> **Description of the task**: Only the number is wanted: how many lines of the data contain "fifth"?

> **Material for this exercise**:

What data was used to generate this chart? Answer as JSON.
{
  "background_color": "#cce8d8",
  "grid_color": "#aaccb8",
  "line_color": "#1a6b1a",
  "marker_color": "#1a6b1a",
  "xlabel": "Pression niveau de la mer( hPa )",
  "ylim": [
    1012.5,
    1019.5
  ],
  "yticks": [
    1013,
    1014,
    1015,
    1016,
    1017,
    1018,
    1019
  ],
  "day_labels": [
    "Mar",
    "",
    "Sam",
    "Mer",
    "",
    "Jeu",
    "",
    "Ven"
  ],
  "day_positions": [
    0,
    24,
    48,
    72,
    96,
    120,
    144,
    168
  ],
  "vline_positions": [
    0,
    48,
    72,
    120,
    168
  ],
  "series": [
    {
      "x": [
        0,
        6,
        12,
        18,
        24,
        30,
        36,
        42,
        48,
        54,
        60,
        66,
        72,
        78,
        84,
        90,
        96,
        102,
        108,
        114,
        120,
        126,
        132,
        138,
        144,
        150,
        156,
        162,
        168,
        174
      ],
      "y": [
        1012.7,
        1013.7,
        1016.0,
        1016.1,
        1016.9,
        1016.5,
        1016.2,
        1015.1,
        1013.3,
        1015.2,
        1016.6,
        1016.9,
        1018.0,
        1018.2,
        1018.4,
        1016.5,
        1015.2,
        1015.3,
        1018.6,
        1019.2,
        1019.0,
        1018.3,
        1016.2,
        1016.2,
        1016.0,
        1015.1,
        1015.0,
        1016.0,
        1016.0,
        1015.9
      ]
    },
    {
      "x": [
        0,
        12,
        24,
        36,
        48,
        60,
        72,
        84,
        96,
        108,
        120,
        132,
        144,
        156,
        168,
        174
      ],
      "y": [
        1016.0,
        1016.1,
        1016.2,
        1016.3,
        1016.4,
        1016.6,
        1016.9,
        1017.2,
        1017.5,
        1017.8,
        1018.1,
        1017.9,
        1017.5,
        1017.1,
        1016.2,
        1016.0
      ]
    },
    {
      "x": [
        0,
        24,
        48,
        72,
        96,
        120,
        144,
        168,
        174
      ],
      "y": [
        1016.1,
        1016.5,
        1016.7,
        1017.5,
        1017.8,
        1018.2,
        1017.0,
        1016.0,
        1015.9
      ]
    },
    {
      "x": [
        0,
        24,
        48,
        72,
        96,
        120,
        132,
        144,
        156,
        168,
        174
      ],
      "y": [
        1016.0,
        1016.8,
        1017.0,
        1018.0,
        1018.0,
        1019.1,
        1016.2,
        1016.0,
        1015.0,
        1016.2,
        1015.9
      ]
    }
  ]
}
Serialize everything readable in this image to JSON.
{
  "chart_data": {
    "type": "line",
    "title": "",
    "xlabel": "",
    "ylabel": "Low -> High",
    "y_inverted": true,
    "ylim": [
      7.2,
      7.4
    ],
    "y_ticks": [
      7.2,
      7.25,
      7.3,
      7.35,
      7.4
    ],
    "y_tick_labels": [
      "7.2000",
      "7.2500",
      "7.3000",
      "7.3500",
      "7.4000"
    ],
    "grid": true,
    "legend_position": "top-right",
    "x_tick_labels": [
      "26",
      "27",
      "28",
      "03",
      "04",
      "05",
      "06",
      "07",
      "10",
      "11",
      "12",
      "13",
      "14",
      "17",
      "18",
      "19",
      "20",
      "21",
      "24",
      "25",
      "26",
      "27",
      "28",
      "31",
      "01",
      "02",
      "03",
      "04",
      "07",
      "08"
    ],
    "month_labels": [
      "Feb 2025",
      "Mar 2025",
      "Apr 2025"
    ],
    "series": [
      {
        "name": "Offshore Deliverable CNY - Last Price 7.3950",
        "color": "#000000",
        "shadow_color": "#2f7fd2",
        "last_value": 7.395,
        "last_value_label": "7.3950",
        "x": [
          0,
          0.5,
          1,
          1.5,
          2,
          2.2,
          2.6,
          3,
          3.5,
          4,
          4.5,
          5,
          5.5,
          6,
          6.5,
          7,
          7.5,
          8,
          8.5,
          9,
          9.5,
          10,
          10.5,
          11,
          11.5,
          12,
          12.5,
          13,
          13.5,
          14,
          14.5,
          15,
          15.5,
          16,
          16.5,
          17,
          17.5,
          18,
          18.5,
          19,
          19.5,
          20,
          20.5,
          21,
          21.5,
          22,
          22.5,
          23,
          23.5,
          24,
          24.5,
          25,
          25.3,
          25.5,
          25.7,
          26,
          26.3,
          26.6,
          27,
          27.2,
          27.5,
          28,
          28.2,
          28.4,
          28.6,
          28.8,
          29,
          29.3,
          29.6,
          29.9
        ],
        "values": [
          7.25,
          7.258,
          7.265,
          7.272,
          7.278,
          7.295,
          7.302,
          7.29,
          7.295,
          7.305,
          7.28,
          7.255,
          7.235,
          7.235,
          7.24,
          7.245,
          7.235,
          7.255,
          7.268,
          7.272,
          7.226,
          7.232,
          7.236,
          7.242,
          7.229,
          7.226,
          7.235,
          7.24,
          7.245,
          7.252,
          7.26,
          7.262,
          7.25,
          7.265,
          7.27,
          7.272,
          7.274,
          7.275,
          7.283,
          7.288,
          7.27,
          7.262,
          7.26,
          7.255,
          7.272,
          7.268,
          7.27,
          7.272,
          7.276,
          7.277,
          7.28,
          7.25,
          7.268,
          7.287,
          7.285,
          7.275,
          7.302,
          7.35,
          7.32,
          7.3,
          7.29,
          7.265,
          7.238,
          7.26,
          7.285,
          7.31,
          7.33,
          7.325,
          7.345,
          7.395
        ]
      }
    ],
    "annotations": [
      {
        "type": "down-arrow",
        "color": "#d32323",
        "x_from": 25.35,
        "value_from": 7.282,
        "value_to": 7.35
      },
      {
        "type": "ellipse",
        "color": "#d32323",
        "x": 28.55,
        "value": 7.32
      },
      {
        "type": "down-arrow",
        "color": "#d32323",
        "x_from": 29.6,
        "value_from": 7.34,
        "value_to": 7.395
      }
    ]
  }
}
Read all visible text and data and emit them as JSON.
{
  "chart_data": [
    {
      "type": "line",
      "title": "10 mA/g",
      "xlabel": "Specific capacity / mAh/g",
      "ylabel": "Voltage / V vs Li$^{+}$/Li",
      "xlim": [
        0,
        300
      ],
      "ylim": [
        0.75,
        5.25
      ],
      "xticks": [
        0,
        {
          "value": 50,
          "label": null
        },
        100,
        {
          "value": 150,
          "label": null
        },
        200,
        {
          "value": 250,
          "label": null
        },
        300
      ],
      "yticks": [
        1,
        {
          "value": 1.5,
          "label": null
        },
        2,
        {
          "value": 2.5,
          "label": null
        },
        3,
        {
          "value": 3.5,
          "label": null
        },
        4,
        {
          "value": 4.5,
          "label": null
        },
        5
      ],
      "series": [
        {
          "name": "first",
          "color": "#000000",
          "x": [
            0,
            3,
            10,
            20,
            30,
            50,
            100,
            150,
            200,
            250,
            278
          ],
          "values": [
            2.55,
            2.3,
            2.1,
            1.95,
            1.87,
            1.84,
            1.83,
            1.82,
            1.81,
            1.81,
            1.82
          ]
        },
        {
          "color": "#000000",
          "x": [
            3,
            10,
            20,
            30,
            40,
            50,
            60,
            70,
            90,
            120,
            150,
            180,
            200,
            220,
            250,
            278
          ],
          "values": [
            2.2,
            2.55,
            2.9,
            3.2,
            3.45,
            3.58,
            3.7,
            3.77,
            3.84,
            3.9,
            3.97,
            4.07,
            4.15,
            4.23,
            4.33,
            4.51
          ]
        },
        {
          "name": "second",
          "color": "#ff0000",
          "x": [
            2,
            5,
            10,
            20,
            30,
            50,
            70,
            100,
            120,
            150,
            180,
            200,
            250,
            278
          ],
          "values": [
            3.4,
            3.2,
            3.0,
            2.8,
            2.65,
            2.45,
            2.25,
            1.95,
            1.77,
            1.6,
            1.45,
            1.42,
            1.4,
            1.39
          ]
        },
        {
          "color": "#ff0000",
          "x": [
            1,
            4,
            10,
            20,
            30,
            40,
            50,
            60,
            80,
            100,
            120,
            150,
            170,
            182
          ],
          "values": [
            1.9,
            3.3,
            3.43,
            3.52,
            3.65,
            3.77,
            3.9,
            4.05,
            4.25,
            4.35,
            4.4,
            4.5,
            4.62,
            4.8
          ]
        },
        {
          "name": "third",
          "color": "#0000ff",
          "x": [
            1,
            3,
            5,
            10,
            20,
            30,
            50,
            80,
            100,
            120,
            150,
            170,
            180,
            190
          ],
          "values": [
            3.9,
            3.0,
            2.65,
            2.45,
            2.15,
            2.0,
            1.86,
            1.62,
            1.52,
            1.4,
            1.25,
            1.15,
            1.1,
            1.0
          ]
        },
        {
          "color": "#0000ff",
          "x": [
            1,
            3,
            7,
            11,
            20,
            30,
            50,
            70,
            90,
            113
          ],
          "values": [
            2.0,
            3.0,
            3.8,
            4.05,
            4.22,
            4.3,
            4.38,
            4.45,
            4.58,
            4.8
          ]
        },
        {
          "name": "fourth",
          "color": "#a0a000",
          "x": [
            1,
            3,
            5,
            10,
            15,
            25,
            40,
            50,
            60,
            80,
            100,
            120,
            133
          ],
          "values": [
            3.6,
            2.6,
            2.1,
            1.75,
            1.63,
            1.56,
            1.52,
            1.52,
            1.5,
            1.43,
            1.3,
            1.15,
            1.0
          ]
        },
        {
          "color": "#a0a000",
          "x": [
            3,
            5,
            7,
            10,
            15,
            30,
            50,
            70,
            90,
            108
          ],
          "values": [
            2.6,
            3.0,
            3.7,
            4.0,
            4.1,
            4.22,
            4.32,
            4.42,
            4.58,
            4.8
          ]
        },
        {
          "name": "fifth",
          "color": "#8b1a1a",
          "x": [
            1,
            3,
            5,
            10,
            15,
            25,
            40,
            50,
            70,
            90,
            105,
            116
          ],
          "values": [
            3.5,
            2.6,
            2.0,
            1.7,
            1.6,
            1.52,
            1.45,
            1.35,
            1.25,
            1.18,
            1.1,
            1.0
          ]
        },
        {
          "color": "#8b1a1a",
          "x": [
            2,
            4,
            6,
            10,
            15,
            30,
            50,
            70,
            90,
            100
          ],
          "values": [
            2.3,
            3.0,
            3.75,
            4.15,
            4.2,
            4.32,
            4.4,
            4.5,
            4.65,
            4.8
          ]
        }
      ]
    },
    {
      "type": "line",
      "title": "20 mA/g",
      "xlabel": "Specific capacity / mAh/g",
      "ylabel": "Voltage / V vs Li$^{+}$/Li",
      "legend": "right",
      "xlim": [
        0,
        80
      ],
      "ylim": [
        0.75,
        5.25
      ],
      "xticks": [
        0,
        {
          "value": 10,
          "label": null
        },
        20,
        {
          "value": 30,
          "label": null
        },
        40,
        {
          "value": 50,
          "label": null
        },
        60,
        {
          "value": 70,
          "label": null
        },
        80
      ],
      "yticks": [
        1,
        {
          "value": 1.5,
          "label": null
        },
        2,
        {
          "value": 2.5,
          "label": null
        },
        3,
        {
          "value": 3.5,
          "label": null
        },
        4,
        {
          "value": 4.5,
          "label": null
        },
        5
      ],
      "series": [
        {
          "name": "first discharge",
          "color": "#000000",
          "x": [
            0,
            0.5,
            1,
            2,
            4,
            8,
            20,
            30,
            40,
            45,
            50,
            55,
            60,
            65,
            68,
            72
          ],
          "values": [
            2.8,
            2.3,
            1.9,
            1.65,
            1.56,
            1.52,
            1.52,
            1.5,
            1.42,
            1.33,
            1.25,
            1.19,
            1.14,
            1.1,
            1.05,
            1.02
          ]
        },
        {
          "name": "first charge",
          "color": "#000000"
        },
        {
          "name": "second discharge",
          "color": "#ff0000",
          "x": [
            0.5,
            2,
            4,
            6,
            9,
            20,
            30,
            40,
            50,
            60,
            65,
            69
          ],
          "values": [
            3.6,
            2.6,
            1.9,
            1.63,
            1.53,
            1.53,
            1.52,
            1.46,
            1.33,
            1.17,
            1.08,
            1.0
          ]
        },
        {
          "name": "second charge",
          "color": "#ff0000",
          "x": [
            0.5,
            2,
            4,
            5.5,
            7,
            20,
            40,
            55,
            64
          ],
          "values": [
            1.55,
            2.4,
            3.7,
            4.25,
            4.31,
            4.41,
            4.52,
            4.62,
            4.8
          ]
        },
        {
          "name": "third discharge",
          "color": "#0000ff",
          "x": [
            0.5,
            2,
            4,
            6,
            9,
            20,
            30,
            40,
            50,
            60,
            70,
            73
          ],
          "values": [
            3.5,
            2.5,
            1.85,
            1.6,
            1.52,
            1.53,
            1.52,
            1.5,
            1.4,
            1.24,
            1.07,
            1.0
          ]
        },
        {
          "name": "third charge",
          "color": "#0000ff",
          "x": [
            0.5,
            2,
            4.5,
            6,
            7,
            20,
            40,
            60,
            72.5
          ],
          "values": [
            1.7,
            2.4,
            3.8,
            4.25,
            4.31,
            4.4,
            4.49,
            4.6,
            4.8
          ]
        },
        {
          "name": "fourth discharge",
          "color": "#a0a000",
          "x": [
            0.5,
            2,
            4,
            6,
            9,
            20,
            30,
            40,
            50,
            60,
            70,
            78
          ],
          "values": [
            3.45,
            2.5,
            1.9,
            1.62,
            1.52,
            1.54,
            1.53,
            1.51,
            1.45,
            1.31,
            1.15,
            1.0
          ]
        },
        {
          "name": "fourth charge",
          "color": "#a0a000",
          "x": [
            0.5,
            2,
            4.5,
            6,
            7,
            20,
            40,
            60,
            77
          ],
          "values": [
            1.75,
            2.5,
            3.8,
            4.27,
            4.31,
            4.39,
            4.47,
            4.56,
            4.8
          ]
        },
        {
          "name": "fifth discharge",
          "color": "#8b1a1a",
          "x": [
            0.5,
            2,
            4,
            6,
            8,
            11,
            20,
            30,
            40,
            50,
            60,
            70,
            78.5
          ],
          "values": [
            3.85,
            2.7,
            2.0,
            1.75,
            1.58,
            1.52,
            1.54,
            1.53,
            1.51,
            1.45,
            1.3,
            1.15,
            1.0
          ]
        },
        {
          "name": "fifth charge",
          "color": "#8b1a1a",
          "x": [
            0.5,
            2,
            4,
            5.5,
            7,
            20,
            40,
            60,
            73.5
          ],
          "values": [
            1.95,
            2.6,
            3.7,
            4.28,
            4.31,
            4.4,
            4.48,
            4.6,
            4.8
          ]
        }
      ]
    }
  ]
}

> **Solution to this task**: 3